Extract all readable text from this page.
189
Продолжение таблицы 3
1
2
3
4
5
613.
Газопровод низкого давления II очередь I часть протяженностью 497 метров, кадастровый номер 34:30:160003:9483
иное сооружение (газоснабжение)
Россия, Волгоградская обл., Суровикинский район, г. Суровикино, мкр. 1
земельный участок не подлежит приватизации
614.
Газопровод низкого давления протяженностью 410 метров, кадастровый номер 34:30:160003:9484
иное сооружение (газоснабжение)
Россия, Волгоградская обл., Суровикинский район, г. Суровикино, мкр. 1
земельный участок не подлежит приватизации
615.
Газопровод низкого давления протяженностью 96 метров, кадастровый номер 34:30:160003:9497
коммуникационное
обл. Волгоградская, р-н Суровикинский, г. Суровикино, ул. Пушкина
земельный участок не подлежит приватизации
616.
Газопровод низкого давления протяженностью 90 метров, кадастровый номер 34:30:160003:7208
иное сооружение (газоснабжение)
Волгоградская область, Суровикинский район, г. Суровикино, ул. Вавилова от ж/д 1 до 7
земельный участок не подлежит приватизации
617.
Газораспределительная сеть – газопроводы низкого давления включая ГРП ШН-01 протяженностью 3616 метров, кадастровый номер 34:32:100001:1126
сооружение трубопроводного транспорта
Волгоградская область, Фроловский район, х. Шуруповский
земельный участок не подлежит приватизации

-------------------------

WHAT TO PRODUCE
Extract, from the material above, each line holding the word "район".

TASK ANSWER
Россия, Волгоградская обл., Суровикинский район, г. Суровикино, мкр. 1
Россия, Волгоградская обл., Суровикинский район, г. Суровикино, мкр. 1
Волгоградская область, Суровикинский район, г. Суровикино, ул. Вавилова от ж/д 1 до 7
Волгоградская область, Фроловский район, х. Шуруповский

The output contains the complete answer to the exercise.